> INFORMATION GIVEN:
===
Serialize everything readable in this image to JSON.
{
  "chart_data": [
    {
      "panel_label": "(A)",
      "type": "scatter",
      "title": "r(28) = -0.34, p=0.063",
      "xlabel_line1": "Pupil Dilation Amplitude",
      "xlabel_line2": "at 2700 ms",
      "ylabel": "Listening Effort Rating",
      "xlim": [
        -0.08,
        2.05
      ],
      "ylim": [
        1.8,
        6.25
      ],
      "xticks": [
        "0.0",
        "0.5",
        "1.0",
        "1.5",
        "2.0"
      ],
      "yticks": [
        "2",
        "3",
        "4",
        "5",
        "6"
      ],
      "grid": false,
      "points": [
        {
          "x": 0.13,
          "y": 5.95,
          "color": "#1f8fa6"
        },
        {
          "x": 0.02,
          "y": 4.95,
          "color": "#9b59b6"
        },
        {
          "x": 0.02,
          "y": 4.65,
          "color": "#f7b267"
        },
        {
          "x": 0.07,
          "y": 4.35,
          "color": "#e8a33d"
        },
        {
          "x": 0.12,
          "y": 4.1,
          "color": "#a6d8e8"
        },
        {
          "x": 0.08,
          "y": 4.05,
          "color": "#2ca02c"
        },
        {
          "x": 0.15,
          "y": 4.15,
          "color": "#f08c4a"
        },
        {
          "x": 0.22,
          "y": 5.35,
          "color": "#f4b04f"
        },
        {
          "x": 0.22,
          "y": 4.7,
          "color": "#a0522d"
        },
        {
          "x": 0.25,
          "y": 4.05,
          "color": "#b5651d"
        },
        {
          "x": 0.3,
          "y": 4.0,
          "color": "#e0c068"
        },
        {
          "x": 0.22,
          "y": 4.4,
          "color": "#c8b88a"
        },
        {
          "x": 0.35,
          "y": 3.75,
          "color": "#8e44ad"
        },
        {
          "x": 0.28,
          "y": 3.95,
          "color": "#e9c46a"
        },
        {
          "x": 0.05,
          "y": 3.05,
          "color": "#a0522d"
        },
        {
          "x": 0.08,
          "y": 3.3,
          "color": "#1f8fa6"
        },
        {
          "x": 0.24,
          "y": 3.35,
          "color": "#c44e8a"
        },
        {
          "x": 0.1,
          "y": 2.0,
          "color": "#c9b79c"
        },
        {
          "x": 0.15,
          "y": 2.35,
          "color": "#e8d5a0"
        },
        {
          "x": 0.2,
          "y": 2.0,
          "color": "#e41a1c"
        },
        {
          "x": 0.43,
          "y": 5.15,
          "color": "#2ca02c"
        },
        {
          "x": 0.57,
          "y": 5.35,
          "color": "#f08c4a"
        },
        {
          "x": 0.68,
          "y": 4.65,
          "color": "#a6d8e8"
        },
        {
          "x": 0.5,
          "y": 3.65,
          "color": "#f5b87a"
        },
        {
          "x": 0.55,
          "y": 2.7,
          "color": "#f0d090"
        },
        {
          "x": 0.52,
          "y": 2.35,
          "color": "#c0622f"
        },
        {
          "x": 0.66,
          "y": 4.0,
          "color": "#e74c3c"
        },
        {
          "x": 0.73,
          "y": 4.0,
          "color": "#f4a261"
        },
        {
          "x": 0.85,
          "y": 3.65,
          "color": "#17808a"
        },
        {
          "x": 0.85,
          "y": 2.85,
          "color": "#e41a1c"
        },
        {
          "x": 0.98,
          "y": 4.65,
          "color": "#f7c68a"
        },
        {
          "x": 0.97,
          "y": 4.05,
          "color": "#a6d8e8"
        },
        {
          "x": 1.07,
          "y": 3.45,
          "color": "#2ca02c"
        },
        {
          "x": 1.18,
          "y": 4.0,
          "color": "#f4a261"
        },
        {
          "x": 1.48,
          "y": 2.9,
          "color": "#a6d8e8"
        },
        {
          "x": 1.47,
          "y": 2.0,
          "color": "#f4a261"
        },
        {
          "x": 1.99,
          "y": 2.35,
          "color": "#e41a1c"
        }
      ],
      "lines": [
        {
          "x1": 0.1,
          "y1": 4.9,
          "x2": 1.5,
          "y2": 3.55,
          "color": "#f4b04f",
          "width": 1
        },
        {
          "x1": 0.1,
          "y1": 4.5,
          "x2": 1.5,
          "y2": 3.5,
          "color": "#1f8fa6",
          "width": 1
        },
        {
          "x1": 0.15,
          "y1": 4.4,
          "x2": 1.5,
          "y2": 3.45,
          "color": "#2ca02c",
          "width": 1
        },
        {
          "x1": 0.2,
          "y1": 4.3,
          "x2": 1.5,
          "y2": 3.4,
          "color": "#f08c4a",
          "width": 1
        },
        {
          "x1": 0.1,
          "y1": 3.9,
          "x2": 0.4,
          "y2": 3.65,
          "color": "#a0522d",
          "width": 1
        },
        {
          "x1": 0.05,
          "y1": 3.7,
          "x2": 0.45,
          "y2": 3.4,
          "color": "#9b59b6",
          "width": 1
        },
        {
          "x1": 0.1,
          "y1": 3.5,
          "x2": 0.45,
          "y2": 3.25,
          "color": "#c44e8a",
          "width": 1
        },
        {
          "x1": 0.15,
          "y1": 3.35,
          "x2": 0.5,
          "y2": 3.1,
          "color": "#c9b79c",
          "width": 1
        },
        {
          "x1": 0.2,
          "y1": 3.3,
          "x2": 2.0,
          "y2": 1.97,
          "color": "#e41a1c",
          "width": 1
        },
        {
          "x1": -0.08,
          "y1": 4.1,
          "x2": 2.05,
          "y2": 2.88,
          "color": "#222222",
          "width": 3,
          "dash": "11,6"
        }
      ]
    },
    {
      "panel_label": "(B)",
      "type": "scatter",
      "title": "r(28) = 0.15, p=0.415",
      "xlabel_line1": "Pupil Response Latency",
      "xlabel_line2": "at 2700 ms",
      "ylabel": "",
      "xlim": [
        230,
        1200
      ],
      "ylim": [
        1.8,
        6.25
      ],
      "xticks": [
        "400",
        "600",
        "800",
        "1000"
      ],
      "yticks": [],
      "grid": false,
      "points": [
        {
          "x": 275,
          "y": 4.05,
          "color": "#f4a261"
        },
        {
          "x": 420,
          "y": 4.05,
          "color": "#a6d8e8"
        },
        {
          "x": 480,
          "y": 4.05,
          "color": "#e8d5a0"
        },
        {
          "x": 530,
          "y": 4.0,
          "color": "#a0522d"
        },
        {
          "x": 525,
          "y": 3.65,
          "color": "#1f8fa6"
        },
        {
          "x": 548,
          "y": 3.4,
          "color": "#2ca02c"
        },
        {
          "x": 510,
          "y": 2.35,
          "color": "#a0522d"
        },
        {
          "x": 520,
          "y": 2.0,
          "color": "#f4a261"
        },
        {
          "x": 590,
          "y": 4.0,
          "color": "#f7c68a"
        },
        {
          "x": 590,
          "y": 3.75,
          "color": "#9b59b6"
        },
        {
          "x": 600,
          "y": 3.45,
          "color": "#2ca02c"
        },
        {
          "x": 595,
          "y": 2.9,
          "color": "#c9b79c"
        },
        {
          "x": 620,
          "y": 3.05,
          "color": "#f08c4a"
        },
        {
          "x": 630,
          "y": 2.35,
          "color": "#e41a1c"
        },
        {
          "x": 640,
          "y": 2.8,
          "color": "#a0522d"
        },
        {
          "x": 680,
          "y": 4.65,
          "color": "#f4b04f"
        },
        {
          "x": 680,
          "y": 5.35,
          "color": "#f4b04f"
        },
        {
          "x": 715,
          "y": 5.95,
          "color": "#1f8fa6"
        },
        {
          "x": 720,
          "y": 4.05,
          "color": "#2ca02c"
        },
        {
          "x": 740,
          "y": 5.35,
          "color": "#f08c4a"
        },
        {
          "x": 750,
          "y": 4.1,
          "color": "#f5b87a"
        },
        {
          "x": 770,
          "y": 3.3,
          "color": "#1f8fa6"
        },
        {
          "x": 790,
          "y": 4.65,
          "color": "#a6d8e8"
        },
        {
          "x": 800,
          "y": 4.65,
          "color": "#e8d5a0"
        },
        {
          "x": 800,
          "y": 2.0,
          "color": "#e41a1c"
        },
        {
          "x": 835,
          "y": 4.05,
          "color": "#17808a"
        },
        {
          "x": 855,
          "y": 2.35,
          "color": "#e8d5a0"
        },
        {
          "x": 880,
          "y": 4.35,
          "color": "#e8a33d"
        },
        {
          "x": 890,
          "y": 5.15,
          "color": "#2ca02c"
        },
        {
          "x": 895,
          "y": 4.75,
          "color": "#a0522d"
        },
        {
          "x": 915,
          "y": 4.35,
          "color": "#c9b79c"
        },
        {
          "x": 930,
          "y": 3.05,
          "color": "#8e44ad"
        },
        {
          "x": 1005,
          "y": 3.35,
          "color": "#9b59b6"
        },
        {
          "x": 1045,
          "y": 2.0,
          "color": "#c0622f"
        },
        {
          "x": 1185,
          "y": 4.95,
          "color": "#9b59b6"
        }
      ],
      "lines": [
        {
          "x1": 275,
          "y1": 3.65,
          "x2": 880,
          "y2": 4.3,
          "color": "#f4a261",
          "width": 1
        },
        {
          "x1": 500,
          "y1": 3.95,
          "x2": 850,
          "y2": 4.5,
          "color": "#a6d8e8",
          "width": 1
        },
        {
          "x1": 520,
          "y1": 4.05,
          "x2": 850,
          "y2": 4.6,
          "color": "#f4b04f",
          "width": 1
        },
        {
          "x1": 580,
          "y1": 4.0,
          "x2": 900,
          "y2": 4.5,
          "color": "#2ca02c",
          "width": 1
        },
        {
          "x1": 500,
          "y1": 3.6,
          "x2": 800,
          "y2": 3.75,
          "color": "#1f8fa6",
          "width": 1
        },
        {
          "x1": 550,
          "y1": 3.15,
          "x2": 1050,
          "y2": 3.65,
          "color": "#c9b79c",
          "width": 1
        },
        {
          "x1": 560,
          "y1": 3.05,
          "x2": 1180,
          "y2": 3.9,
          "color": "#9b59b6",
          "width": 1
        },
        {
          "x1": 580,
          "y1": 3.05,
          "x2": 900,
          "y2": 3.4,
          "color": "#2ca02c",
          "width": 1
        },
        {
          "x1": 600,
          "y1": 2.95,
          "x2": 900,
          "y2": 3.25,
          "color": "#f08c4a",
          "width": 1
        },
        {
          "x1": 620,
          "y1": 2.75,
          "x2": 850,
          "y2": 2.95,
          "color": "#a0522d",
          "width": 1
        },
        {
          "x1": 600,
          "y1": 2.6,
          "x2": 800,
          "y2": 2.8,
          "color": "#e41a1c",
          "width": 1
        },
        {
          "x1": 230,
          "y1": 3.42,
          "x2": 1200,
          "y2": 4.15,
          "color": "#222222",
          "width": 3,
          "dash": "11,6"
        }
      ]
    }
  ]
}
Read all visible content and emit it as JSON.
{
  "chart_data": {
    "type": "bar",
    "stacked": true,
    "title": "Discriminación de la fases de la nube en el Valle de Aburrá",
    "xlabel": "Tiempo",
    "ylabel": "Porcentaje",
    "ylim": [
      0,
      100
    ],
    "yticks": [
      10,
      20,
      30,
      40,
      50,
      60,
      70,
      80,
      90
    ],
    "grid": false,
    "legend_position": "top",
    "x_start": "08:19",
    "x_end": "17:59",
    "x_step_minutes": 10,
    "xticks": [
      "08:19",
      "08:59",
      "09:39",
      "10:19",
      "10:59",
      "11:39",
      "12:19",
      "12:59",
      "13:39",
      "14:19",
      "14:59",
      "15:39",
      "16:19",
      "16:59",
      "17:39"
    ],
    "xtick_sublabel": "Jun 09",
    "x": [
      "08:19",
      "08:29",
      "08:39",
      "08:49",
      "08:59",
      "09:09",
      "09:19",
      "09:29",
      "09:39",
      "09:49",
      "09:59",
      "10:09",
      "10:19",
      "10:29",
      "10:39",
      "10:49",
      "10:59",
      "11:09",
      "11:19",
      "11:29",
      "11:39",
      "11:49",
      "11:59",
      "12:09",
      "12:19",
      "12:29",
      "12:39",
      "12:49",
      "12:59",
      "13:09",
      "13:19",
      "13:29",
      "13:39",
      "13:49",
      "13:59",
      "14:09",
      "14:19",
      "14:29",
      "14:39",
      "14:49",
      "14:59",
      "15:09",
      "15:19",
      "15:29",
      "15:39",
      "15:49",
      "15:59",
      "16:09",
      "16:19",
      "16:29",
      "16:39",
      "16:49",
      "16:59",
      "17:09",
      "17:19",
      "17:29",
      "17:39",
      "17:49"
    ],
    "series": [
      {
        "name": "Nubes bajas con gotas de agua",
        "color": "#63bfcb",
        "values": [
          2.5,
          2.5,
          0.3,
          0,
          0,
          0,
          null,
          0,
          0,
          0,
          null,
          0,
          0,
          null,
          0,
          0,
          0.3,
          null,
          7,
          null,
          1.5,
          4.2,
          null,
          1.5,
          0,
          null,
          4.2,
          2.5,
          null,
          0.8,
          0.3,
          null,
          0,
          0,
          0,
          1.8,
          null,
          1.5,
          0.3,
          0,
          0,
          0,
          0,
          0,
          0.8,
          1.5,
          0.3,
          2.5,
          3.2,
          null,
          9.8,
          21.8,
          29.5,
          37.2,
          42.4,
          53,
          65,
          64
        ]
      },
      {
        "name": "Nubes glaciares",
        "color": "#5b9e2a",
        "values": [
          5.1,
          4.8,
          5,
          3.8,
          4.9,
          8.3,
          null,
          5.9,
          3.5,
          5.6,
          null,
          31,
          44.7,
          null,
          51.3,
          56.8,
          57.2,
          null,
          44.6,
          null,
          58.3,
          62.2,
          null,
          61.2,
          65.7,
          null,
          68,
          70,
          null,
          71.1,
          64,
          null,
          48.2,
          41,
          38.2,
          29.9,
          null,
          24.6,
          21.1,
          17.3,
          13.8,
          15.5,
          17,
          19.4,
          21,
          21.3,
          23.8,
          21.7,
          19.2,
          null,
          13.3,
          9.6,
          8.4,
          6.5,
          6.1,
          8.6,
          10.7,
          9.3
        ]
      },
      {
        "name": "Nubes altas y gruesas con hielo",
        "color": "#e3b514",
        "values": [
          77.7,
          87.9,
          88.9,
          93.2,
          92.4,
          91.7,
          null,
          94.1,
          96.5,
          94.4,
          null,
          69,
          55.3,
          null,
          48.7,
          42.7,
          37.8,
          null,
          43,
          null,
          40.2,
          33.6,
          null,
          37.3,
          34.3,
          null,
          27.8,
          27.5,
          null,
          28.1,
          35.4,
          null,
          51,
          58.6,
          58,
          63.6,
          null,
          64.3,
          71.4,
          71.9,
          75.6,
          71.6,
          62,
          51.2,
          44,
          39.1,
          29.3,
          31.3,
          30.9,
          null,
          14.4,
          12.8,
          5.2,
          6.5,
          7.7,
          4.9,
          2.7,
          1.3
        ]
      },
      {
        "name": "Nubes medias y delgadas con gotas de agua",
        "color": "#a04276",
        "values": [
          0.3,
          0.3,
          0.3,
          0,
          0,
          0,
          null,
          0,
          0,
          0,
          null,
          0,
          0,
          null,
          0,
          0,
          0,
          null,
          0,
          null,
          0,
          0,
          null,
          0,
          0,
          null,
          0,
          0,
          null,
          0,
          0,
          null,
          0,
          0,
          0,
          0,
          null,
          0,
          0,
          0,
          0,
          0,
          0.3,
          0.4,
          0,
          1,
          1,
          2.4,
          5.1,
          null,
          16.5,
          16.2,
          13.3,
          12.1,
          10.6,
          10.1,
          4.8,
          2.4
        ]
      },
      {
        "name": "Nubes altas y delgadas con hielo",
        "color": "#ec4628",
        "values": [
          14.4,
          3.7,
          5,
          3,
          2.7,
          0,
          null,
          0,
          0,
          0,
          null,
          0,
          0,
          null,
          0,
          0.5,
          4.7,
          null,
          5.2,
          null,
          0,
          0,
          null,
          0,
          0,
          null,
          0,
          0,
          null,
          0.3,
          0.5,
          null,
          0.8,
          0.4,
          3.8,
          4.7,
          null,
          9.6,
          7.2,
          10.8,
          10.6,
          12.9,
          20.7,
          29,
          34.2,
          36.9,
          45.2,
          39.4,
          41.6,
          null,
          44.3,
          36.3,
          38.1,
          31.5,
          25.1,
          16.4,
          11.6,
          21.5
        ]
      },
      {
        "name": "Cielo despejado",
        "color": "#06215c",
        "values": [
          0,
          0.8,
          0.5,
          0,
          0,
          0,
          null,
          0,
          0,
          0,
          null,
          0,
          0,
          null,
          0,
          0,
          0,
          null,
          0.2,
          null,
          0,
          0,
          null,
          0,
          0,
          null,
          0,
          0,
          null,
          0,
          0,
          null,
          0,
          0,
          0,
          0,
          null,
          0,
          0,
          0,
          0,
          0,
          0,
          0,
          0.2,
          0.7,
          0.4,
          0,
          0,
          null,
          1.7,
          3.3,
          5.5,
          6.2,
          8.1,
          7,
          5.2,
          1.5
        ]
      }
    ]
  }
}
===
> YOUR OBJECTIVE:
From the data above, count the lines where "hielo" occurs and give that figure and nothing else.

> THE ANSWER:
2